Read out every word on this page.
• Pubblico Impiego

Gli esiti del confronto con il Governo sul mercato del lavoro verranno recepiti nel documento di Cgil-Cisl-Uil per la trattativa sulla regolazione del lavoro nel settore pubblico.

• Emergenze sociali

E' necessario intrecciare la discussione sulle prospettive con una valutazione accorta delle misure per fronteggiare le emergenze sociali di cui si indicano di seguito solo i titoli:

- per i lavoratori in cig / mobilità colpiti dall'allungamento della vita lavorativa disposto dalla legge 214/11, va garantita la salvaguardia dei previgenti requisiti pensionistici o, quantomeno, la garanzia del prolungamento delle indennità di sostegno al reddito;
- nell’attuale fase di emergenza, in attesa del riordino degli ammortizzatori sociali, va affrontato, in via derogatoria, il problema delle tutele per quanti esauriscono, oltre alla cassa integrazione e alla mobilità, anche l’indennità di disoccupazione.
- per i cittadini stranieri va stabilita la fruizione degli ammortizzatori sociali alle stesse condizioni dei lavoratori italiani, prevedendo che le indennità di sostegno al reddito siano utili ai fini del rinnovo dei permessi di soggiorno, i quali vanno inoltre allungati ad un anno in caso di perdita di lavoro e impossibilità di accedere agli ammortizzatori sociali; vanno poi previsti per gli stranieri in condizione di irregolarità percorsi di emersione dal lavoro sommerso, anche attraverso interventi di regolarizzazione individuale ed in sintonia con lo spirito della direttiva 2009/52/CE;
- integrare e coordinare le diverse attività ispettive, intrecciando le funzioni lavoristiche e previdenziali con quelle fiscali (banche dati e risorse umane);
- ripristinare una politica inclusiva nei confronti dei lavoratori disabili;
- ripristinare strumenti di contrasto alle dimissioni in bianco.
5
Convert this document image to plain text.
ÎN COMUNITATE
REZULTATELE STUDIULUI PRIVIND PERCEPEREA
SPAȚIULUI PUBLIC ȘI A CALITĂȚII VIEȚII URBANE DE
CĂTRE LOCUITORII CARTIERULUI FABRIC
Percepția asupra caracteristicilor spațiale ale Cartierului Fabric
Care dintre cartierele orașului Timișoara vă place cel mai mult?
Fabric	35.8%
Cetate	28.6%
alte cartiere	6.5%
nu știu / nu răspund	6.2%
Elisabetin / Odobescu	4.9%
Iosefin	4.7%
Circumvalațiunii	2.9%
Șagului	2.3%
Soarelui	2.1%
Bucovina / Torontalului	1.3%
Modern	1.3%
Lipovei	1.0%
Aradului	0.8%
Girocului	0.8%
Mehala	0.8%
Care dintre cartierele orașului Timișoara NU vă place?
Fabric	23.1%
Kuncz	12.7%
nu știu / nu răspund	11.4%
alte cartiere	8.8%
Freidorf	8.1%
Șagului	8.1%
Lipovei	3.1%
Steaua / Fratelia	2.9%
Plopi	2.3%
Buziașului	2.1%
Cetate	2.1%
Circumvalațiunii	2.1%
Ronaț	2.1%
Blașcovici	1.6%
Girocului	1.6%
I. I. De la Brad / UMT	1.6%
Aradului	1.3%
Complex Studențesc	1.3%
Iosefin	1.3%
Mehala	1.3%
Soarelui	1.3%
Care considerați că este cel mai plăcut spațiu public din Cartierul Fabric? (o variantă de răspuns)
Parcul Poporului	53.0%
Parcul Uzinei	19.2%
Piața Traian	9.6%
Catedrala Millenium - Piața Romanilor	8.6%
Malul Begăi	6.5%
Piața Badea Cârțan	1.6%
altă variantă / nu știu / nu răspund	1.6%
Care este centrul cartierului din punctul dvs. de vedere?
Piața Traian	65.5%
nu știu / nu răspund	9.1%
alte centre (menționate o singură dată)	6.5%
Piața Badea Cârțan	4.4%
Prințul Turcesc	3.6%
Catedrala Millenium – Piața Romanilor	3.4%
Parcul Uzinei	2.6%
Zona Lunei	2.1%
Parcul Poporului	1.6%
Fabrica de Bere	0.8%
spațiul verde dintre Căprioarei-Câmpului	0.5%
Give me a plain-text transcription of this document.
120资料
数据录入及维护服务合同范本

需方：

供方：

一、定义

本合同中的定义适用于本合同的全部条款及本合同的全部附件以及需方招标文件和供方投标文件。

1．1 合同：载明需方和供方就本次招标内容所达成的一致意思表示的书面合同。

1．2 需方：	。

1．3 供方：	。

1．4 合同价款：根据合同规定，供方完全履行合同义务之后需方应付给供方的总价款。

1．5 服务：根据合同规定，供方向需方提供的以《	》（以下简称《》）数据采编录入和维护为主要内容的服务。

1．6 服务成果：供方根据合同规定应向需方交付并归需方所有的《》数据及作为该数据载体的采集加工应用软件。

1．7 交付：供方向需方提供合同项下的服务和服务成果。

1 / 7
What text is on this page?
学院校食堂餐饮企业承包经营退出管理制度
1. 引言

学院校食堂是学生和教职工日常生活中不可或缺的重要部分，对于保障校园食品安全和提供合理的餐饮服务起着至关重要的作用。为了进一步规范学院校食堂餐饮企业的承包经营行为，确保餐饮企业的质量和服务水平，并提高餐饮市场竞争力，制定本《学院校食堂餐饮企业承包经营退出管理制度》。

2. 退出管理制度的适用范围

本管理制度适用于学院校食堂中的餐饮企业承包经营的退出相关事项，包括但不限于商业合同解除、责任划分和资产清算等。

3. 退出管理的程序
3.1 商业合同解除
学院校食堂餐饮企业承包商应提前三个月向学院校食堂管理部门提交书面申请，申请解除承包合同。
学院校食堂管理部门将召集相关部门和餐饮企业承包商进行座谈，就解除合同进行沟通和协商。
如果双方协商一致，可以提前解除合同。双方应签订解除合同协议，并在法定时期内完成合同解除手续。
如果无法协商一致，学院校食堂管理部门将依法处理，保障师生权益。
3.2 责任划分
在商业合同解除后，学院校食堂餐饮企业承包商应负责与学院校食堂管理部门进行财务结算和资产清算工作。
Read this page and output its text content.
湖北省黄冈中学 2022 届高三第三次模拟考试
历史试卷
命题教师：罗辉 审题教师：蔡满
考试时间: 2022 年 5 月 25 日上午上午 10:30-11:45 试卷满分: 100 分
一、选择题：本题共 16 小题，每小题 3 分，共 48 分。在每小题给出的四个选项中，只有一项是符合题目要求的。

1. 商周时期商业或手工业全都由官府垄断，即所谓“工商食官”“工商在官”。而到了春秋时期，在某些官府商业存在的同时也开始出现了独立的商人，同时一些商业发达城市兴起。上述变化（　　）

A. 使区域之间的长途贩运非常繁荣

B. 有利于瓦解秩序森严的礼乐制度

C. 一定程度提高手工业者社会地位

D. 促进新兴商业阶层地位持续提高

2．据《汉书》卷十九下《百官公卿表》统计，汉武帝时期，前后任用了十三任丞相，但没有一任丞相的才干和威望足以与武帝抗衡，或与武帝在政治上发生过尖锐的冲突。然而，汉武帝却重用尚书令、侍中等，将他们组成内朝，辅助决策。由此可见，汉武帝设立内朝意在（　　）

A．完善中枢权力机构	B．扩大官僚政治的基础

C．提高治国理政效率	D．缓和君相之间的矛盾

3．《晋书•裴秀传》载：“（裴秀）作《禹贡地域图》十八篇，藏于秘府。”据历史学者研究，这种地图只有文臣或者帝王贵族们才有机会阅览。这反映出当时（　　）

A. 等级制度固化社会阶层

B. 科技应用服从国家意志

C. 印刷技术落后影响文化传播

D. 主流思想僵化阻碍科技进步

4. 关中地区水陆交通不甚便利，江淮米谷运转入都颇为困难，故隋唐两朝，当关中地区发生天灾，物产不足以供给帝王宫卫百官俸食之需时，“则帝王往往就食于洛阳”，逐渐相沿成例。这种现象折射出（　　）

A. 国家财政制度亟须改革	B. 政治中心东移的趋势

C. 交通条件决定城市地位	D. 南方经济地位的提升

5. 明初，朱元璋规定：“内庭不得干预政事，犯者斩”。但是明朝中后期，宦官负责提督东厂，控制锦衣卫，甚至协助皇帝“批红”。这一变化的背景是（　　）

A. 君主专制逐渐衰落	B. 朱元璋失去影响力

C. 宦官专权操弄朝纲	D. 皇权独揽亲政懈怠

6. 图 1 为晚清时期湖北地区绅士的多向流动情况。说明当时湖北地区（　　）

======

OBJECTIVE: From the line containing "Give me a plain-text" to the last line of the material, please quote every line exactly and only those.

WRITTEN SOLUTION:
Give me a plain-text transcription of this document.
120资料
数据录入及维护服务合同范本

需方：

供方：

一、定义

本合同中的定义适用于本合同的全部条款及本合同的全部附件以及需方招标文件和供方投标文件。

1．1 合同：载明需方和供方就本次招标内容所达成的一致意思表示的书面合同。

1．2 需方：	。

1．3 供方：	。

1．4 合同价款：根据合同规定，供方完全履行合同义务之后需方应付给供方的总价款。

1．5 服务：根据合同规定，供方向需方提供的以《	》（以下简称《》）数据采编录入和维护为主要内容的服务。

1．6 服务成果：供方根据合同规定应向需方交付并归需方所有的《》数据及作为该数据载体的采集加工应用软件。

1．7 交付：供方向需方提供合同项下的服务和服务成果。

1 / 7
What text is on this page?
学院校食堂餐饮企业承包经营退出管理制度
1. 引言

学院校食堂是学生和教职工日常生活中不可或缺的重要部分，对于保障校园食品安全和提供合理的餐饮服务起着至关重要的作用。为了进一步规范学院校食堂餐饮企业的承包经营行为，确保餐饮企业的质量和服务水平，并提高餐饮市场竞争力，制定本《学院校食堂餐饮企业承包经营退出管理制度》。

2. 退出管理制度的适用范围

本管理制度适用于学院校食堂中的餐饮企业承包经营的退出相关事项，包括但不限于商业合同解除、责任划分和资产清算等。

3. 退出管理的程序
3.1 商业合同解除
学院校食堂餐饮企业承包商应提前三个月向学院校食堂管理部门提交书面申请，申请解除承包合同。
学院校食堂管理部门将召集相关部门和餐饮企业承包商进行座谈，就解除合同进行沟通和协商。
如果双方协商一致，可以提前解除合同。双方应签订解除合同协议，并在法定时期内完成合同解除手续。
如果无法协商一致，学院校食堂管理部门将依法处理，保障师生权益。
3.2 责任划分
在商业合同解除后，学院校食堂餐饮企业承包商应负责与学院校食堂管理部门进行财务结算和资产清算工作。
Read this page and output its text content.
湖北省黄冈中学 2022 届高三第三次模拟考试
历史试卷
命题教师：罗辉 审题教师：蔡满
考试时间: 2022 年 5 月 25 日上午上午 10:30-11:45 试卷满分: 100 分
一、选择题：本题共 16 小题，每小题 3 分，共 48 分。在每小题给出的四个选项中，只有一项是符合题目要求的。

1. 商周时期商业或手工业全都由官府垄断，即所谓“工商食官”“工商在官”。而到了春秋时期，在某些官府商业存在的同时也开始出现了独立的商人，同时一些商业发达城市兴起。上述变化（　　）

A. 使区域之间的长途贩运非常繁荣

B. 有利于瓦解秩序森严的礼乐制度

C. 一定程度提高手工业者社会地位

D. 促进新兴商业阶层地位持续提高

2．据《汉书》卷十九下《百官公卿表》统计，汉武帝时期，前后任用了十三任丞相，但没有一任丞相的才干和威望足以与武帝抗衡，或与武帝在政治上发生过尖锐的冲突。然而，汉武帝却重用尚书令、侍中等，将他们组成内朝，辅助决策。由此可见，汉武帝设立内朝意在（　　）

A．完善中枢权力机构	B．扩大官僚政治的基础

C．提高治国理政效率	D．缓和君相之间的矛盾

3．《晋书•裴秀传》载：“（裴秀）作《禹贡地域图》十八篇，藏于秘府。”据历史学者研究，这种地图只有文臣或者帝王贵族们才有机会阅览。这反映出当时（　　）

A. 等级制度固化社会阶层

B. 科技应用服从国家意志

C. 印刷技术落后影响文化传播

D. 主流思想僵化阻碍科技进步

4. 关中地区水陆交通不甚便利，江淮米谷运转入都颇为困难，故隋唐两朝，当关中地区发生天灾，物产不足以供给帝王宫卫百官俸食之需时，“则帝王往往就食于洛阳”，逐渐相沿成例。这种现象折射出（　　）

A. 国家财政制度亟须改革	B. 政治中心东移的趋势

C. 交通条件决定城市地位	D. 南方经济地位的提升

5. 明初，朱元璋规定：“内庭不得干预政事，犯者斩”。但是明朝中后期，宦官负责提督东厂，控制锦衣卫，甚至协助皇帝“批红”。这一变化的背景是（　　）

A. 君主专制逐渐衰落	B. 朱元璋失去影响力

C. 宦官专权操弄朝纲	D. 皇权独揽亲政懈怠

6. 图 1 为晚清时期湖北地区绅士的多向流动情况。说明当时湖北地区（　　）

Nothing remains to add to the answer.